What is expected: Copy the entries below exactly. Images do not belong in the copy.

** start of Dataset extract **

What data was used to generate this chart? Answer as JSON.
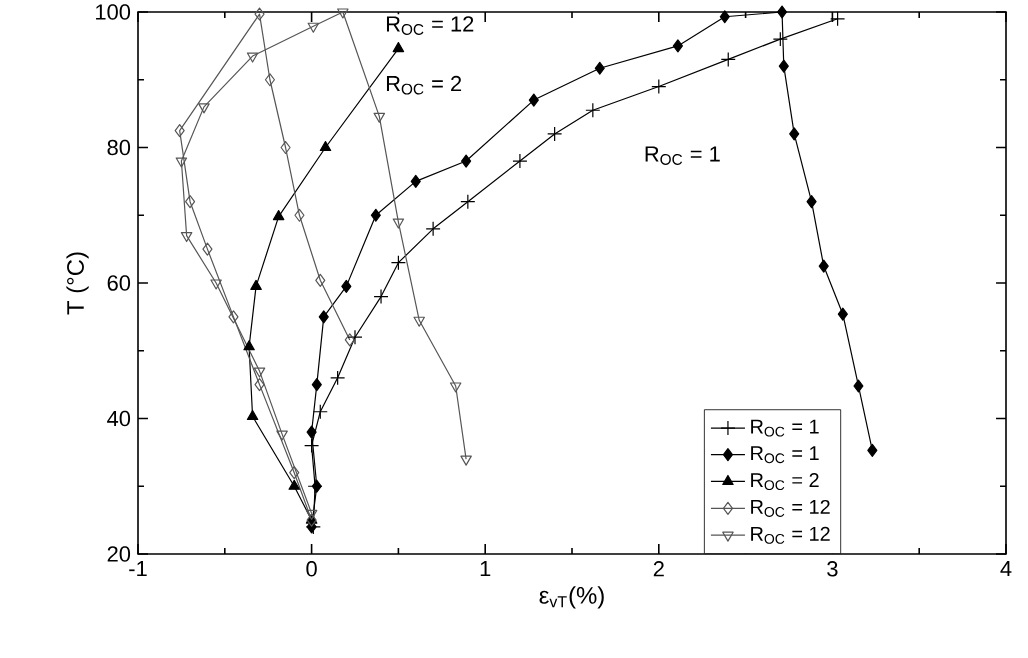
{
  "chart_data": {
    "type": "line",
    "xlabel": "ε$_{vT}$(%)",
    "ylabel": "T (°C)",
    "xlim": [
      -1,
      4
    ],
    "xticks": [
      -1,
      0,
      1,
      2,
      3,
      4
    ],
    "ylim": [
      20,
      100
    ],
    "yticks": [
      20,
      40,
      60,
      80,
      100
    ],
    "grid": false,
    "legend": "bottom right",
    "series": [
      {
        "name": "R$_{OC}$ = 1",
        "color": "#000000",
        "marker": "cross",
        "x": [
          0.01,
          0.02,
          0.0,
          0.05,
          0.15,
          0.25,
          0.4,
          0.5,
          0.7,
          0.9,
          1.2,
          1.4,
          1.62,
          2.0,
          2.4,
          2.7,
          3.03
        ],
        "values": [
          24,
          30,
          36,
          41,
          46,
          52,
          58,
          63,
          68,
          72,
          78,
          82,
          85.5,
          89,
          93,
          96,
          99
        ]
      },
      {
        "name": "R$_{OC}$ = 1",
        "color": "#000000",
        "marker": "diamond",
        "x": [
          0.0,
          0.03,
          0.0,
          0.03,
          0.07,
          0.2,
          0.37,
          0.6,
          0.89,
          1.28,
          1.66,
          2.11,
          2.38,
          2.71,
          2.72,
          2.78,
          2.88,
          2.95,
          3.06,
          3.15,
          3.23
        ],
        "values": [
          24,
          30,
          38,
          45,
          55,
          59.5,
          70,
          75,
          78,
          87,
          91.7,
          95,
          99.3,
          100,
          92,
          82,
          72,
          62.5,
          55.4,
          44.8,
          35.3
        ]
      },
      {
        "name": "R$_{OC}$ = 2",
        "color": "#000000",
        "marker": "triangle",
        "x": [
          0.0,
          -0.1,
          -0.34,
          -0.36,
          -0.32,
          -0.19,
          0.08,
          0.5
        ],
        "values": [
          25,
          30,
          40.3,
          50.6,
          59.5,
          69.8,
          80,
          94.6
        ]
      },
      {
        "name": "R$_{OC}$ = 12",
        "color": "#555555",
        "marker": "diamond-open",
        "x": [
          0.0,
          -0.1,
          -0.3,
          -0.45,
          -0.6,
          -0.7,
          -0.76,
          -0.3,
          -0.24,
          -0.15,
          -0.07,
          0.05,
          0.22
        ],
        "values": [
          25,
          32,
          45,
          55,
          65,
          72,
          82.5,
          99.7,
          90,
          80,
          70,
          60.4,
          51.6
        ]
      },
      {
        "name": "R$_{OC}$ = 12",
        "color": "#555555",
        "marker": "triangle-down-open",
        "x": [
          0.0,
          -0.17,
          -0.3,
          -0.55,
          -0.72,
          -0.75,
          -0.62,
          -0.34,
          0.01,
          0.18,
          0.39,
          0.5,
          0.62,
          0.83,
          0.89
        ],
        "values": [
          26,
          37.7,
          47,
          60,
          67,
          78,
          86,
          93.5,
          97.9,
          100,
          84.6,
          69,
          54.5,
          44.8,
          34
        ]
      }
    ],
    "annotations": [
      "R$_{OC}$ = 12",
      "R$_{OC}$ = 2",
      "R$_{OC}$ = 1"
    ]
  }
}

** end of Dataset extract **

Exercise output:
What data was used to generate this chart? Answer as JSON.
{
  "chart_data": {
    "type": "line",
    "xlabel": "ε$_{vT}$(%)",
    "ylabel": "T (°C)",
    "xlim": [
      -1,
      4
    ],
    "xticks": [
      -1,
      0,
      1,
      2,
      3,
      4
    ],
    "ylim": [
      20,
      100
    ],
    "yticks": [
      20,
      40,
      60,
      80,
      100
    ],
    "grid": false,
    "legend": "bottom right",
    "series": [
      {
        "name": "R$_{OC}$ = 1",
        "color": "#000000",
        "marker": "cross",
        "x": [
          0.01,
          0.02,
          0.0,
          0.05,
          0.15,
          0.25,
          0.4,
          0.5,
          0.7,
          0.9,
          1.2,
          1.4,
          1.62,
          2.0,
          2.4,
          2.7,
          3.03
        ],
        "values": [
          24,
          30,
          36,
          41,
          46,
          52,
          58,
          63,
          68,
          72,
          78,
          82,
          85.5,
          89,
          93,
          96,
          99
        ]
      },
      {
        "name": "R$_{OC}$ = 1",
        "color": "#000000",
        "marker": "diamond",
        "x": [
          0.0,
          0.03,
          0.0,
          0.03,
          0.07,
          0.2,
          0.37,
          0.6,
          0.89,
          1.28,
          1.66,
          2.11,
          2.38,
          2.71,
          2.72,
          2.78,
          2.88,
          2.95,
          3.06,
          3.15,
          3.23
        ],
        "values": [
          24,
          30,
          38,
          45,
          55,
          59.5,
          70,
          75,
          78,
          87,
          91.7,
          95,
          99.3,
          100,
          92,
          82,
          72,
          62.5,
          55.4,
          44.8,
          35.3
        ]
      },
      {
        "name": "R$_{OC}$ = 2",
        "color": "#000000",
        "marker": "triangle",
        "x": [
          0.0,
          -0.1,
          -0.34,
          -0.36,
          -0.32,
          -0.19,
          0.08,
          0.5
        ],
        "values": [
          25,
          30,
          40.3,
          50.6,
          59.5,
          69.8,
          80,
          94.6
        ]
      },
      {
        "name": "R$_{OC}$ = 12",
        "color": "#555555",
        "marker": "diamond-open",
        "x": [
          0.0,
          -0.1,
          -0.3,
          -0.45,
          -0.6,
          -0.7,
          -0.76,
          -0.3,
          -0.24,
          -0.15,
          -0.07,
          0.05,
          0.22
        ],
        "values": [
          25,
          32,
          45,
          55,
          65,
          72,
          82.5,
          99.7,
          90,
          80,
          70,
          60.4,
          51.6
        ]
      },
      {
        "name": "R$_{OC}$ = 12",
        "color": "#555555",
        "marker": "triangle-down-open",
        "x": [
          0.0,
          -0.17,
          -0.3,
          -0.55,
          -0.72,
          -0.75,
          -0.62,
          -0.34,
          0.01,
          0.18,
          0.39,
          0.5,
          0.62,
          0.83,
          0.89
        ],
        "values": [
          26,
          37.7,
          47,
          60,
          67,
          78,
          86,
          93.5,
          97.9,
          100,
          84.6,
          69,
          54.5,
          44.8,
          34
        ]
      }
    ],
    "annotations": [
      "R$_{OC}$ = 12",
      "R$_{OC}$ = 2",
      "R$_{OC}$ = 1"
    ]
  }
}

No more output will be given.